╔══
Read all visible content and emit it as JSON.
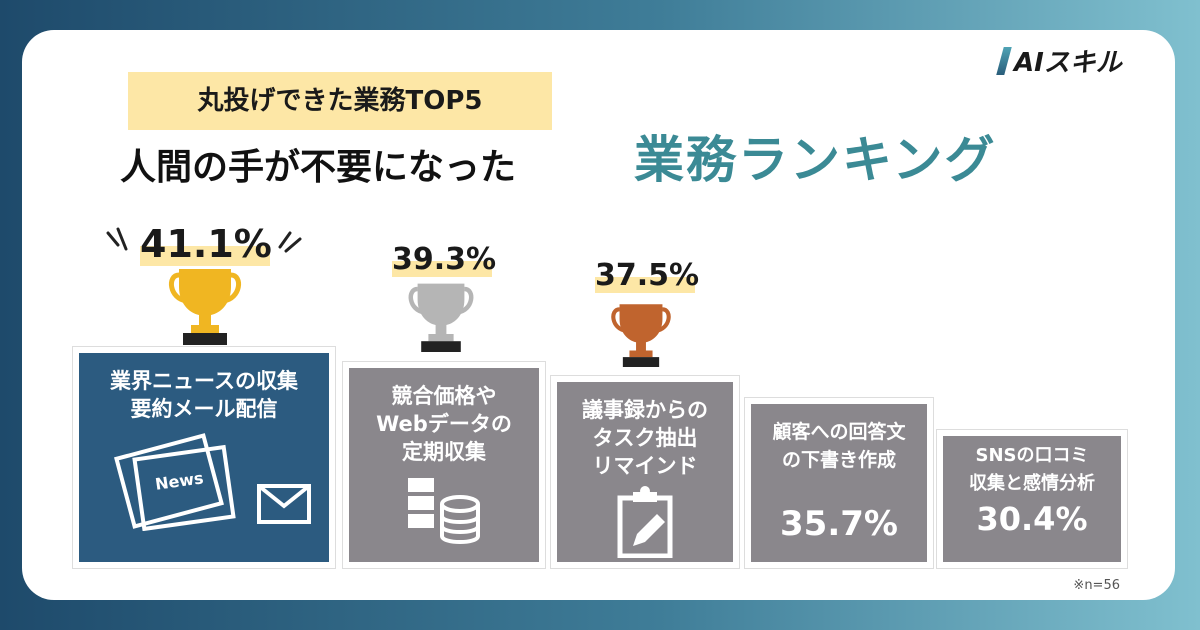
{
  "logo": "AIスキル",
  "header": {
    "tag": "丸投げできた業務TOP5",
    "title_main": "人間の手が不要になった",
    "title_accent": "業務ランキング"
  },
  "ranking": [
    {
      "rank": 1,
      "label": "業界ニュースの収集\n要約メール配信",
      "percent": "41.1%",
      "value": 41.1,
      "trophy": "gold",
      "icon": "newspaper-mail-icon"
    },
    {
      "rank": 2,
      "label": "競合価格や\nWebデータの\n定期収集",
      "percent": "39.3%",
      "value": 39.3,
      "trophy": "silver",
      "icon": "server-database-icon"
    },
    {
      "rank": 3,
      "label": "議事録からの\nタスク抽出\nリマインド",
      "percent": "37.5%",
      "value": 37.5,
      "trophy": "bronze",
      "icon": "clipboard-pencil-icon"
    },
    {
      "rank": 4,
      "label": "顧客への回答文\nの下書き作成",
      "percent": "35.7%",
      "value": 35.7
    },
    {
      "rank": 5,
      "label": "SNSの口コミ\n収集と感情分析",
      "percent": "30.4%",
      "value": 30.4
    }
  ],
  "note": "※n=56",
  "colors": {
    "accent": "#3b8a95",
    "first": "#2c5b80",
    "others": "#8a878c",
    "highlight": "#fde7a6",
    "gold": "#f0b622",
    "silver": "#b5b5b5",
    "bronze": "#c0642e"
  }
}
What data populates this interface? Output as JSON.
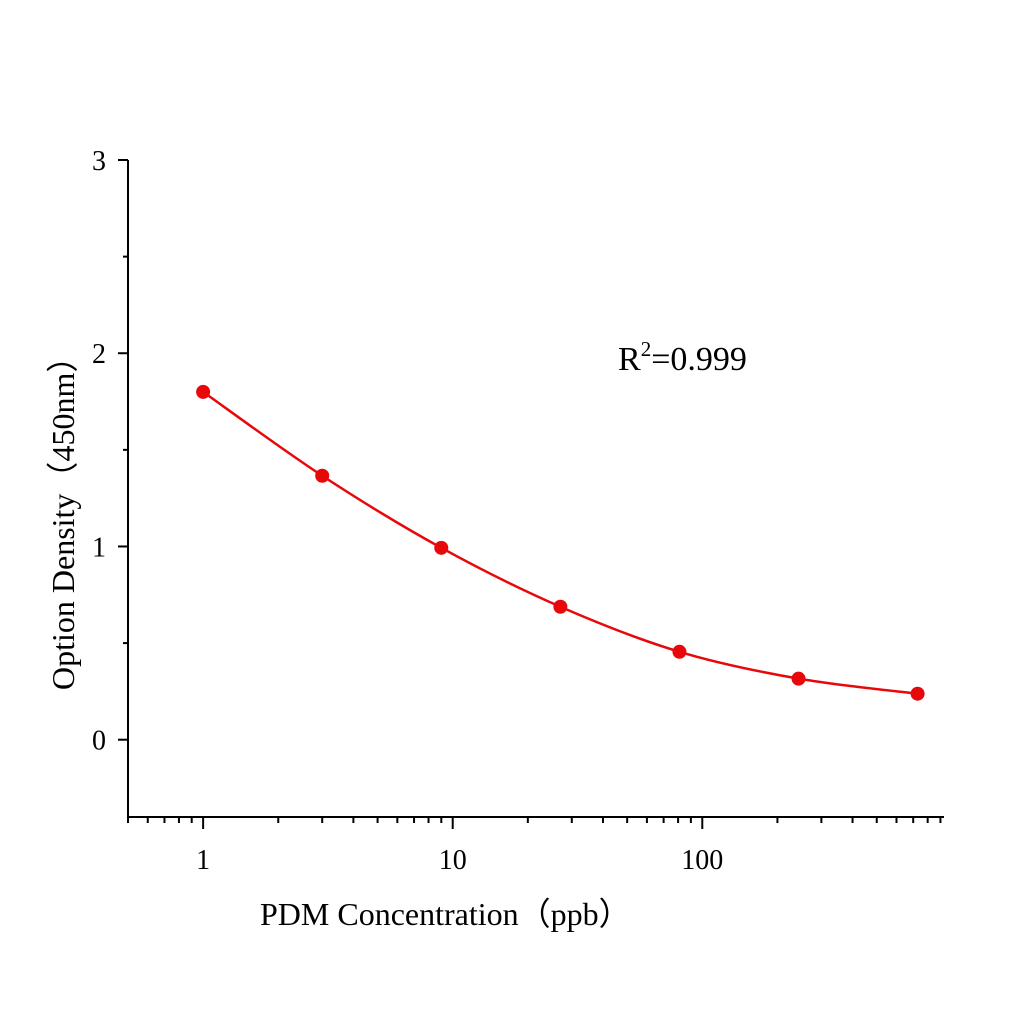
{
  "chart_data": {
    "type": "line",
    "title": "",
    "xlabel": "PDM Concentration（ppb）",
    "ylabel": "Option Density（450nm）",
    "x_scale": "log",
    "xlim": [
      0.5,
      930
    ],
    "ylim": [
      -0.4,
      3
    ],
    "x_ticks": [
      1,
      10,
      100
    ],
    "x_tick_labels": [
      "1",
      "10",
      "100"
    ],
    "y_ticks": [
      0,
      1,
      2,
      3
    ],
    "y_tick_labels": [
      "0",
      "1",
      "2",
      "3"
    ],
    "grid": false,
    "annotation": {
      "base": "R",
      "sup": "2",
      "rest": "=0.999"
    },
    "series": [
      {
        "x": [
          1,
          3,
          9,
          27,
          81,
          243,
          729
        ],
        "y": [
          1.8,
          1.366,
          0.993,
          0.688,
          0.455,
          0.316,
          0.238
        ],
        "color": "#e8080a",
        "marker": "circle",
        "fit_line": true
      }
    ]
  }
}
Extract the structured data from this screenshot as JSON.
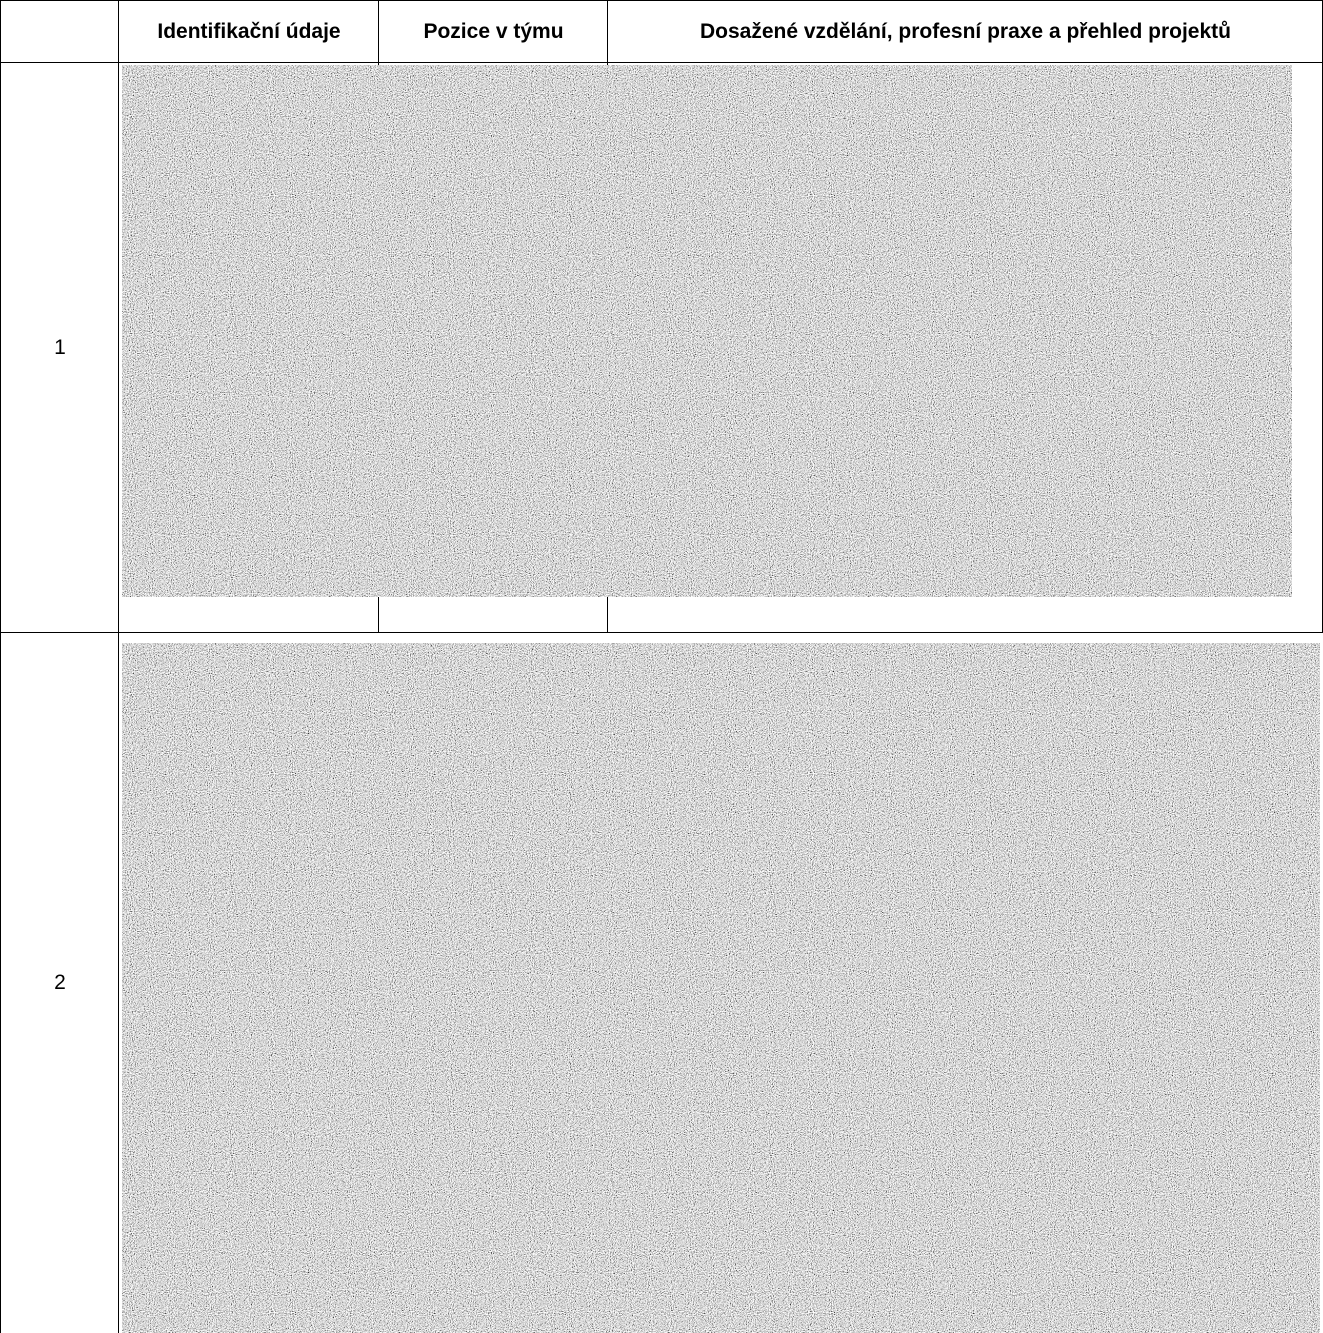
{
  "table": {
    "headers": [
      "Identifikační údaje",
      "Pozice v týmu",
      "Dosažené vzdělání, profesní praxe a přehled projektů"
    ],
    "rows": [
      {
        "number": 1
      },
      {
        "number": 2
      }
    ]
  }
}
╚══
GIVEN INSTRUCTION: Repeat the line containing "Extract the structured" and every line after it up to the end of the material above, exactly as they stand, minus the pictures.

EXERCISE RESULT:
Extract the structured data from this screenshot as JSON.
{
  "table": {
    "headers": [
      "Identifikační údaje",
      "Pozice v týmu",
      "Dosažené vzdělání, profesní praxe a přehled projektů"
    ],
    "rows": [
      {
        "number": 1
      },
      {
        "number": 2
      }
    ]
  }
}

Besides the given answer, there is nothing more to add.